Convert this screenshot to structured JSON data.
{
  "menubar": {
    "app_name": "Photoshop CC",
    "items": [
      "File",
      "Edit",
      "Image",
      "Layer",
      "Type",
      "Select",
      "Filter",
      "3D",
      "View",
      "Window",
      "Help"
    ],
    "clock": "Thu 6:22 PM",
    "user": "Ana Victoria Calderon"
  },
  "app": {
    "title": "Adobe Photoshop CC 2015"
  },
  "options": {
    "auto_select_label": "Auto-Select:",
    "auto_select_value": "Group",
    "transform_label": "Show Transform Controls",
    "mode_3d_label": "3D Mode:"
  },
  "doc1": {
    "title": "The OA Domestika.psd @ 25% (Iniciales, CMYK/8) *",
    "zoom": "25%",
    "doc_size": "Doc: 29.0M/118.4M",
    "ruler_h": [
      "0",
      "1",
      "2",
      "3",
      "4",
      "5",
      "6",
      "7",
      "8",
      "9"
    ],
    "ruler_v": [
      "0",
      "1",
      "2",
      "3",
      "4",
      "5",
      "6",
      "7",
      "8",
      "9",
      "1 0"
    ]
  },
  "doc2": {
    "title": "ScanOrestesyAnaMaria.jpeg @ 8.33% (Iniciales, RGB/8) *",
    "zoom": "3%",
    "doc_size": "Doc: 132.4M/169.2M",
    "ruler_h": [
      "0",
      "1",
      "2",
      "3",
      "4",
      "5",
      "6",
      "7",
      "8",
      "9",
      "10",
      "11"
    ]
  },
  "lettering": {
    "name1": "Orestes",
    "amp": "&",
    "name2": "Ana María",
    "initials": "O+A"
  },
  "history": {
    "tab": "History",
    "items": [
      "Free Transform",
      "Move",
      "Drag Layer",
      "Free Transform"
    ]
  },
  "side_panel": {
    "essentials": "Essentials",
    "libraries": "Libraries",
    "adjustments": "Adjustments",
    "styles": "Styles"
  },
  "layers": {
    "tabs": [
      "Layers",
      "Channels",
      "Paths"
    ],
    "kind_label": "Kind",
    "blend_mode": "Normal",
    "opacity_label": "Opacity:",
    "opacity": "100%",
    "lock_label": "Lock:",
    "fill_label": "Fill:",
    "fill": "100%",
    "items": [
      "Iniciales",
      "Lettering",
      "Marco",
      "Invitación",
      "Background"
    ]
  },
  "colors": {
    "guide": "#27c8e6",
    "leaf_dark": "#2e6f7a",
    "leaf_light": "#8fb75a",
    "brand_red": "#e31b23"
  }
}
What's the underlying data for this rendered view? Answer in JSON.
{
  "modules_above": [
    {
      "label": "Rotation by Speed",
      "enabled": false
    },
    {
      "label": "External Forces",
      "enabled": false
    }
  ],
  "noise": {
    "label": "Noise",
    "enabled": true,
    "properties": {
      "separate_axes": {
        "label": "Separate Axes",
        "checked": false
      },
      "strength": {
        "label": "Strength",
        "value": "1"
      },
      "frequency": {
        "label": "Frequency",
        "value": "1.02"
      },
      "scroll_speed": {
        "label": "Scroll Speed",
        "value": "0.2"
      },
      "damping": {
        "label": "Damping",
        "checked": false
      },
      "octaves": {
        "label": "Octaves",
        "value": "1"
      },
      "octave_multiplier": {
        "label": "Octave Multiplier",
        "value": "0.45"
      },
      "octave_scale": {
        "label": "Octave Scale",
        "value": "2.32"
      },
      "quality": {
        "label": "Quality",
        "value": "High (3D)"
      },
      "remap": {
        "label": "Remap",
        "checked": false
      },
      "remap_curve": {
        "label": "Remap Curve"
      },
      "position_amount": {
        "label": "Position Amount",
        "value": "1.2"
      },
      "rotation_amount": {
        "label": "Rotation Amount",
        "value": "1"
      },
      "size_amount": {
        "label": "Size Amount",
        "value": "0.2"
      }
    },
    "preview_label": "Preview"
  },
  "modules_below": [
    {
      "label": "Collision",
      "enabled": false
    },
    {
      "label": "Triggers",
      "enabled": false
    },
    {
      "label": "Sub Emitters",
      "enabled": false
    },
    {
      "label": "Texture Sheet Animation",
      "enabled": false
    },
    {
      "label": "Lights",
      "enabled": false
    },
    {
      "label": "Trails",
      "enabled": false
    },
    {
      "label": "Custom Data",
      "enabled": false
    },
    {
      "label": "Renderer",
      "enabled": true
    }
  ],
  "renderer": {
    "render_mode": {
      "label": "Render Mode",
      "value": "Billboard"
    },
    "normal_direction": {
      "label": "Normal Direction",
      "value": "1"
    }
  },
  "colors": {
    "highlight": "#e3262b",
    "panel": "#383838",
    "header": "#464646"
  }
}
━━━
Instruction: Return the full listing, character for character.

Response to the task:
Convert this screenshot to structured JSON data.
{
  "menubar": {
    "app_name": "Photoshop CC",
    "items": [
      "File",
      "Edit",
      "Image",
      "Layer",
      "Type",
      "Select",
      "Filter",
      "3D",
      "View",
      "Window",
      "Help"
    ],
    "clock": "Thu 6:22 PM",
    "user": "Ana Victoria Calderon"
  },
  "app": {
    "title": "Adobe Photoshop CC 2015"
  },
  "options": {
    "auto_select_label": "Auto-Select:",
    "auto_select_value": "Group",
    "transform_label": "Show Transform Controls",
    "mode_3d_label": "3D Mode:"
  },
  "doc1": {
    "title": "The OA Domestika.psd @ 25% (Iniciales, CMYK/8) *",
    "zoom": "25%",
    "doc_size": "Doc: 29.0M/118.4M",
    "ruler_h": [
      "0",
      "1",
      "2",
      "3",
      "4",
      "5",
      "6",
      "7",
      "8",
      "9"
    ],
    "ruler_v": [
      "0",
      "1",
      "2",
      "3",
      "4",
      "5",
      "6",
      "7",
      "8",
      "9",
      "1 0"
    ]
  },
  "doc2": {
    "title": "ScanOrestesyAnaMaria.jpeg @ 8.33% (Iniciales, RGB/8) *",
    "zoom": "3%",
    "doc_size": "Doc: 132.4M/169.2M",
    "ruler_h": [
      "0",
      "1",
      "2",
      "3",
      "4",
      "5",
      "6",
      "7",
      "8",
      "9",
      "10",
      "11"
    ]
  },
  "lettering": {
    "name1": "Orestes",
    "amp": "&",
    "name2": "Ana María",
    "initials": "O+A"
  },
  "history": {
    "tab": "History",
    "items": [
      "Free Transform",
      "Move",
      "Drag Layer",
      "Free Transform"
    ]
  },
  "side_panel": {
    "essentials": "Essentials",
    "libraries": "Libraries",
    "adjustments": "Adjustments",
    "styles": "Styles"
  },
  "layers": {
    "tabs": [
      "Layers",
      "Channels",
      "Paths"
    ],
    "kind_label": "Kind",
    "blend_mode": "Normal",
    "opacity_label": "Opacity:",
    "opacity": "100%",
    "lock_label": "Lock:",
    "fill_label": "Fill:",
    "fill": "100%",
    "items": [
      "Iniciales",
      "Lettering",
      "Marco",
      "Invitación",
      "Background"
    ]
  },
  "colors": {
    "guide": "#27c8e6",
    "leaf_dark": "#2e6f7a",
    "leaf_light": "#8fb75a",
    "brand_red": "#e31b23"
  }
}
What's the underlying data for this rendered view? Answer in JSON.
{
  "modules_above": [
    {
      "label": "Rotation by Speed",
      "enabled": false
    },
    {
      "label": "External Forces",
      "enabled": false
    }
  ],
  "noise": {
    "label": "Noise",
    "enabled": true,
    "properties": {
      "separate_axes": {
        "label": "Separate Axes",
        "checked": false
      },
      "strength": {
        "label": "Strength",
        "value": "1"
      },
      "frequency": {
        "label": "Frequency",
        "value": "1.02"
      },
      "scroll_speed": {
        "label": "Scroll Speed",
        "value": "0.2"
      },
      "damping": {
        "label": "Damping",
        "checked": false
      },
      "octaves": {
        "label": "Octaves",
        "value": "1"
      },
      "octave_multiplier": {
        "label": "Octave Multiplier",
        "value": "0.45"
      },
      "octave_scale": {
        "label": "Octave Scale",
        "value": "2.32"
      },
      "quality": {
        "label": "Quality",
        "value": "High (3D)"
      },
      "remap": {
        "label": "Remap",
        "checked": false
      },
      "remap_curve": {
        "label": "Remap Curve"
      },
      "position_amount": {
        "label": "Position Amount",
        "value": "1.2"
      },
      "rotation_amount": {
        "label": "Rotation Amount",
        "value": "1"
      },
      "size_amount": {
        "label": "Size Amount",
        "value": "0.2"
      }
    },
    "preview_label": "Preview"
  },
  "modules_below": [
    {
      "label": "Collision",
      "enabled": false
    },
    {
      "label": "Triggers",
      "enabled": false
    },
    {
      "label": "Sub Emitters",
      "enabled": false
    },
    {
      "label": "Texture Sheet Animation",
      "enabled": false
    },
    {
      "label": "Lights",
      "enabled": false
    },
    {
      "label": "Trails",
      "enabled": false
    },
    {
      "label": "Custom Data",
      "enabled": false
    },
    {
      "label": "Renderer",
      "enabled": true
    }
  ],
  "renderer": {
    "render_mode": {
      "label": "Render Mode",
      "value": "Billboard"
    },
    "normal_direction": {
      "label": "Normal Direction",
      "value": "1"
    }
  },
  "colors": {
    "highlight": "#e3262b",
    "panel": "#383838",
    "header": "#464646"
  }
}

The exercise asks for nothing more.